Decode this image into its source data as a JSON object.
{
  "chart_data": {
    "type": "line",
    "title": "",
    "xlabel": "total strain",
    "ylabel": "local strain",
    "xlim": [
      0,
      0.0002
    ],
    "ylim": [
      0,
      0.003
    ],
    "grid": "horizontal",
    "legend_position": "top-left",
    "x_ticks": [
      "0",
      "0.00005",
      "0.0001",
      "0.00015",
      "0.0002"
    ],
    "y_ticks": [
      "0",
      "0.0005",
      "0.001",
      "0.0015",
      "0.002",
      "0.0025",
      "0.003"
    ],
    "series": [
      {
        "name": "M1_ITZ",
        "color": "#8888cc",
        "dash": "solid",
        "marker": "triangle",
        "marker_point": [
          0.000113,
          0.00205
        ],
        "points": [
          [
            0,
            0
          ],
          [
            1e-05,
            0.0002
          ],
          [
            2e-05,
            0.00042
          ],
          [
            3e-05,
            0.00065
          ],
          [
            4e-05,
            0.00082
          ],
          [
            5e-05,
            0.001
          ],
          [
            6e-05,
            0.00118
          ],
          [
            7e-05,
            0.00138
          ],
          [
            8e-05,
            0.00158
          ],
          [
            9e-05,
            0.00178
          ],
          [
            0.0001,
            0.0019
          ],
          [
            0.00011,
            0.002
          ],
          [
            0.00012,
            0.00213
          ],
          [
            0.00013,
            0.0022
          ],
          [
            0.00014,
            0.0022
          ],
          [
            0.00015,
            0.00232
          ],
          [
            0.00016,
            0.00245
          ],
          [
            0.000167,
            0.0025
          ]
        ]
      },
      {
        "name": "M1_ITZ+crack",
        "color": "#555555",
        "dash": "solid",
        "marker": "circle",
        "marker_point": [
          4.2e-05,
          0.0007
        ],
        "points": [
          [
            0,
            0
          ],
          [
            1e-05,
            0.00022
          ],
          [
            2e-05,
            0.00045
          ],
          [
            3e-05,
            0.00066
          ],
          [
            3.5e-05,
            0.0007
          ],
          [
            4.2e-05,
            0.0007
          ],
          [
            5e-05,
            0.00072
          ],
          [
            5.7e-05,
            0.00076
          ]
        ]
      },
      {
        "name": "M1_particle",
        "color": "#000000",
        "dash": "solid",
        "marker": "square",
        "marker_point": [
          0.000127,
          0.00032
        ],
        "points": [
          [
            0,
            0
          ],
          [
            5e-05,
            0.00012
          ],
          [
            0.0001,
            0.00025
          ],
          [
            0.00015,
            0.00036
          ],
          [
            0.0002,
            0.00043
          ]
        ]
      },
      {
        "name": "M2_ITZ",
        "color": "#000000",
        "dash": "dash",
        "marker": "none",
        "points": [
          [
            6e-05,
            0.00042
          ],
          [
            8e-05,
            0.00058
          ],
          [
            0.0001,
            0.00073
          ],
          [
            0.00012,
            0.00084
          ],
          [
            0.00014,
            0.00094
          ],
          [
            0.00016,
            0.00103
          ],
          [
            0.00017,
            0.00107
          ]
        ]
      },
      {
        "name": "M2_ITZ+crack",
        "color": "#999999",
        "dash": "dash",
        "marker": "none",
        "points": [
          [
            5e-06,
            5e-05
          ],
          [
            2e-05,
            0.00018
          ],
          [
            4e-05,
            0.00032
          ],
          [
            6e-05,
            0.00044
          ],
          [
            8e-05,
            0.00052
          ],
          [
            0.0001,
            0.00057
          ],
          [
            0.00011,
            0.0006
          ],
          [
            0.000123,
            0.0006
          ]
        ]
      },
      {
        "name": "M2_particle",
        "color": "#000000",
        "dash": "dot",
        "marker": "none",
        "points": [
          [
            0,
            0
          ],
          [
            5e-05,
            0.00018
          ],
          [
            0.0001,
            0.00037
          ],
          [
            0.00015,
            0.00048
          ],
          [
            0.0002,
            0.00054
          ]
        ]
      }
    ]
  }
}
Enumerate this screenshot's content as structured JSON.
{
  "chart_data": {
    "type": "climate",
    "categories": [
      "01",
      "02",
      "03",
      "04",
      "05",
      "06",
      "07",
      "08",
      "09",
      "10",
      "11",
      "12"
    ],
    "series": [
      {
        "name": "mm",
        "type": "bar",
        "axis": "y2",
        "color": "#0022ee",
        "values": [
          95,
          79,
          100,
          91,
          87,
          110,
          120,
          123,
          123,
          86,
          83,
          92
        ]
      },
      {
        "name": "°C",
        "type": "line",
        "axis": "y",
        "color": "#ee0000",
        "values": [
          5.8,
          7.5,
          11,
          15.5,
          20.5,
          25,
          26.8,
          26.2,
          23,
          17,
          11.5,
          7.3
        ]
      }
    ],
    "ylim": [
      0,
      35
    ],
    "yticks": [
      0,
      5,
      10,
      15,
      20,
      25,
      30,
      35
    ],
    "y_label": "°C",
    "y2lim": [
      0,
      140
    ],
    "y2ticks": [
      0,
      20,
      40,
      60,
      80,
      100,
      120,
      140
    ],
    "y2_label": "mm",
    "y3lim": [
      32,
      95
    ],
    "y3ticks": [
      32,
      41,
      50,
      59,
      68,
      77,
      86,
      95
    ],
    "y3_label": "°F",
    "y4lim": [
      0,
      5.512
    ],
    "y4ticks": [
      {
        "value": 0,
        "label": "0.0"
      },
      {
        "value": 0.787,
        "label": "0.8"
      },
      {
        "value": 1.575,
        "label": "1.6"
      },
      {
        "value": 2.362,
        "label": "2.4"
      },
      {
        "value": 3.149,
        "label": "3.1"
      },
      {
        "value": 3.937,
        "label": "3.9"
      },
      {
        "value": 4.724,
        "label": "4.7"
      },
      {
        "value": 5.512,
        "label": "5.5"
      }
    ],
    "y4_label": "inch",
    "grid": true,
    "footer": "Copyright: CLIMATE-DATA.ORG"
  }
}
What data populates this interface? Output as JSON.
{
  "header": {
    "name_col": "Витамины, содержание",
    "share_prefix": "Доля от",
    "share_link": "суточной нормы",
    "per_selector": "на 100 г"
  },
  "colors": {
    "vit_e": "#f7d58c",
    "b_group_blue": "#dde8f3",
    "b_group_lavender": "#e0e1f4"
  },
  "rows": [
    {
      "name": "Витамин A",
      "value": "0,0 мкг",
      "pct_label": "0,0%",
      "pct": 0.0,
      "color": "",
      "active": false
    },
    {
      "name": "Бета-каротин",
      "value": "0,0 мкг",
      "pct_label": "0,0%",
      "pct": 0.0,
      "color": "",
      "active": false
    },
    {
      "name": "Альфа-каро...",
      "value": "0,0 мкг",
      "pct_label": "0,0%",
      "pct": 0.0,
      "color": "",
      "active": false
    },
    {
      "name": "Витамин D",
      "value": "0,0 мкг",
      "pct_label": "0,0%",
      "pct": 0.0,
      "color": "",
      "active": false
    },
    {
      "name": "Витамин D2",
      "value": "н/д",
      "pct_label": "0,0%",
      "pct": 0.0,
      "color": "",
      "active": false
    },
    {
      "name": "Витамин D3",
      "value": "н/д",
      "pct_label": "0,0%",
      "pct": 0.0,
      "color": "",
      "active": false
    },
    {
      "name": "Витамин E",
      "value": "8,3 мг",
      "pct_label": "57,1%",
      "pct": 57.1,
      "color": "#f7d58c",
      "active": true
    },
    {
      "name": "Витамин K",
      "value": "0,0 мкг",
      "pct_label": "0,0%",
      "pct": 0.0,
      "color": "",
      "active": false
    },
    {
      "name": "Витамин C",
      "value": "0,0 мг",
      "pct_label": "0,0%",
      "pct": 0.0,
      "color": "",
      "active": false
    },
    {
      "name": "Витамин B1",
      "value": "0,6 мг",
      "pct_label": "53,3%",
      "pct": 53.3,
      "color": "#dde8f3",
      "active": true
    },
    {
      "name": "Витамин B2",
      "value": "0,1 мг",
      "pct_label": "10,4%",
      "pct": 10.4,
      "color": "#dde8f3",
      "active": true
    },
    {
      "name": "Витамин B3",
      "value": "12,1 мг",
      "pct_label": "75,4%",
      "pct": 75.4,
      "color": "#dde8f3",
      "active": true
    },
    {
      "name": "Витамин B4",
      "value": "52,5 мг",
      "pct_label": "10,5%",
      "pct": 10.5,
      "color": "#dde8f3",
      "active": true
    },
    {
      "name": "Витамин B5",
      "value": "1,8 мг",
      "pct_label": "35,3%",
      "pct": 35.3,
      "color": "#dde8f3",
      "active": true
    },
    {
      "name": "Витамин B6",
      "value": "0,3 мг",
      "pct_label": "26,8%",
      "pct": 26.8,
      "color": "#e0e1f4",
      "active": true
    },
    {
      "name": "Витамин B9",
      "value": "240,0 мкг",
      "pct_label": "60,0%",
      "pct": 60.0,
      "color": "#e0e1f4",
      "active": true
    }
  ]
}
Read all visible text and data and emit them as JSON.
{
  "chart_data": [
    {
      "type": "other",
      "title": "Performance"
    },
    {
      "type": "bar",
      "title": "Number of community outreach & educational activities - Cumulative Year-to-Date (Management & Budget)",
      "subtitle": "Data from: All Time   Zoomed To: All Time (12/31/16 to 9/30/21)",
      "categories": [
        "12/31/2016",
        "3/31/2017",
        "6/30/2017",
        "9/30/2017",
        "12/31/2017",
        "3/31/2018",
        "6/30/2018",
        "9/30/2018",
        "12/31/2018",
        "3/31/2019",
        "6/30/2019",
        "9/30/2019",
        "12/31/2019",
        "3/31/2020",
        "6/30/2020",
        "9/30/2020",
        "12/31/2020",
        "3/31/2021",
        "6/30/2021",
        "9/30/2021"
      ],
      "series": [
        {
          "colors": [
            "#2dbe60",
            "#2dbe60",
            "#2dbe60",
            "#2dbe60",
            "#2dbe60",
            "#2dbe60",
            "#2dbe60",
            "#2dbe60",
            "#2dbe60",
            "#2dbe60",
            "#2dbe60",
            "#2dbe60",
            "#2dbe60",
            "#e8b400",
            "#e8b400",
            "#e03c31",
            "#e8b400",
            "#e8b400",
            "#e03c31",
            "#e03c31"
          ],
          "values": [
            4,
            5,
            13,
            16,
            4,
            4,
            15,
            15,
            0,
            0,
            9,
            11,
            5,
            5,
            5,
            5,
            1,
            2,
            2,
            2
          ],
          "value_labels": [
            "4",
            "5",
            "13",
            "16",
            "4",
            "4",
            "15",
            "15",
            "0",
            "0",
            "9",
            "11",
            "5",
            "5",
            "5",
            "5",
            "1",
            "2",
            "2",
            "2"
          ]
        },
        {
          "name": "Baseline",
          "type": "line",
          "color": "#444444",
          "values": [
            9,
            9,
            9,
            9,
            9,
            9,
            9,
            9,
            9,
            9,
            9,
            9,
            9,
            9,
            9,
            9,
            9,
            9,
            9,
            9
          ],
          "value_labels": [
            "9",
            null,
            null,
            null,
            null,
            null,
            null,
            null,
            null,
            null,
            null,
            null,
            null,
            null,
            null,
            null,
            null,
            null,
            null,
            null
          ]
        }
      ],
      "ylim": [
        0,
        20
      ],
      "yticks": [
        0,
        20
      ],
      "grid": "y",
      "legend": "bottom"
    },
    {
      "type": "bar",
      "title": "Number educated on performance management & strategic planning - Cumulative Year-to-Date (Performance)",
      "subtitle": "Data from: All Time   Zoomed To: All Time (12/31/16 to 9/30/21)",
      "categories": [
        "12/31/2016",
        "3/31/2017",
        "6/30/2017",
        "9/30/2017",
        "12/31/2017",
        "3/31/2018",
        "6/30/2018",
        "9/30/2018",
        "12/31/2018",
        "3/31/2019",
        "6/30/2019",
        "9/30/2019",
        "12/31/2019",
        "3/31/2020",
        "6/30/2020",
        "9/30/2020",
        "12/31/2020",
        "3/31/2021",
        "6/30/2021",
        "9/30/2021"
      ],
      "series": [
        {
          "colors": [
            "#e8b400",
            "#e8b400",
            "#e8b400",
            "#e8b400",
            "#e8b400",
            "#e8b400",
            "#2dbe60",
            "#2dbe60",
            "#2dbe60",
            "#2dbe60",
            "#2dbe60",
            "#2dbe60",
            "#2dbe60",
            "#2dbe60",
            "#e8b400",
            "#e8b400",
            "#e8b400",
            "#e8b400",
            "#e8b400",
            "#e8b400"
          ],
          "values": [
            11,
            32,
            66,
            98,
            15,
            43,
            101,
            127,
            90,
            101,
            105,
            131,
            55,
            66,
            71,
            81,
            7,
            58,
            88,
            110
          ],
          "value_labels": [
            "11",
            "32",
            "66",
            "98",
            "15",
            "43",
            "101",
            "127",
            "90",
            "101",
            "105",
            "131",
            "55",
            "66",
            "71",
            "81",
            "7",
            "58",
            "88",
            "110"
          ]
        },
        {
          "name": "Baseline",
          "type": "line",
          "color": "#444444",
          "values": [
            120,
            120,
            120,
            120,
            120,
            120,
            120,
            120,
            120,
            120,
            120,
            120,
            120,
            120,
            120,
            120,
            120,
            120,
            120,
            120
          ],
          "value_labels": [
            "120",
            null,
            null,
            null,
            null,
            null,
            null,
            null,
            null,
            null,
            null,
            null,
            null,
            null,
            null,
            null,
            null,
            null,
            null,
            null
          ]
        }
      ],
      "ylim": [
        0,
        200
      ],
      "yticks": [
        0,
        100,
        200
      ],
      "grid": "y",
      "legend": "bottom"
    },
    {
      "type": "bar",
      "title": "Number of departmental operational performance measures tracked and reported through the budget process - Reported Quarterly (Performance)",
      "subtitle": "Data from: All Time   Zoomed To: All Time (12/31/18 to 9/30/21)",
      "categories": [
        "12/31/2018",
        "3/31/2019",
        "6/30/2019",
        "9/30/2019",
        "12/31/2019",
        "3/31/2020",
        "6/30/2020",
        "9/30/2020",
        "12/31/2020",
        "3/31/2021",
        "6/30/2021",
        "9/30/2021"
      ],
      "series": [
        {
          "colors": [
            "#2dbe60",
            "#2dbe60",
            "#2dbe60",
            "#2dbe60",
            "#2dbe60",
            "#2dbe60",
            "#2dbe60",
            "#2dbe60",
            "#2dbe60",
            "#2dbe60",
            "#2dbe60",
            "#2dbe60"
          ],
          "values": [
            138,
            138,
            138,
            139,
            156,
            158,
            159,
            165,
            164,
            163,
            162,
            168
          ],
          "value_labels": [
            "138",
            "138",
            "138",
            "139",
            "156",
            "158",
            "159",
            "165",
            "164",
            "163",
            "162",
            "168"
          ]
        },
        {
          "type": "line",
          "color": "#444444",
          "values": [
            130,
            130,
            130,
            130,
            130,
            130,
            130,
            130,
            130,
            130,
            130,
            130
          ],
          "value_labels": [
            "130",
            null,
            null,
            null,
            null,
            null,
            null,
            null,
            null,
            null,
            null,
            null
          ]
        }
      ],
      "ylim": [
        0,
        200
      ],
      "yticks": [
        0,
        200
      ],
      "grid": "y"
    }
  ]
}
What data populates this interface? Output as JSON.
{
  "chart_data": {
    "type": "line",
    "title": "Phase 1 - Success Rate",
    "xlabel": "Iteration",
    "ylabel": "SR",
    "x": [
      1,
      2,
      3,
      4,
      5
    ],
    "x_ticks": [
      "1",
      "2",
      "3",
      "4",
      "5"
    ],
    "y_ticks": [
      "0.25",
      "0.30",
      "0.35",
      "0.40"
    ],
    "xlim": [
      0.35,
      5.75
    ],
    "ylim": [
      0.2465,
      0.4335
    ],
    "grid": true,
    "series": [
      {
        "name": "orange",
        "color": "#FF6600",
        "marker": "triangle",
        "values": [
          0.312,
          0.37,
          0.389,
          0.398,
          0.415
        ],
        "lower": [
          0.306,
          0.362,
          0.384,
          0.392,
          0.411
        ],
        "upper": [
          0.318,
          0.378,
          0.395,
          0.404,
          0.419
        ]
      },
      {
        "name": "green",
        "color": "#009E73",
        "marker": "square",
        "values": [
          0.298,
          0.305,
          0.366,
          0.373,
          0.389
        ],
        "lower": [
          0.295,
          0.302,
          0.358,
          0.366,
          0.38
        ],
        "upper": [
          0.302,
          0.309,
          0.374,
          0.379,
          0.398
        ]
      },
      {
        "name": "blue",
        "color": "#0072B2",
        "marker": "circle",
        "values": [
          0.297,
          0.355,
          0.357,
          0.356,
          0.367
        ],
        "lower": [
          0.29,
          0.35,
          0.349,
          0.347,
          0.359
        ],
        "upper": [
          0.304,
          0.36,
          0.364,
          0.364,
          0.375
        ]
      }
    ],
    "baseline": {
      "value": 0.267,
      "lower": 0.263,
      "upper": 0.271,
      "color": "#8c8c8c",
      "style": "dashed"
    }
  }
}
┄┄┄┄┄┄┄┄┄┄
Your instructions :: State only the count of lines above that hold the string "Date".

Task result :: 2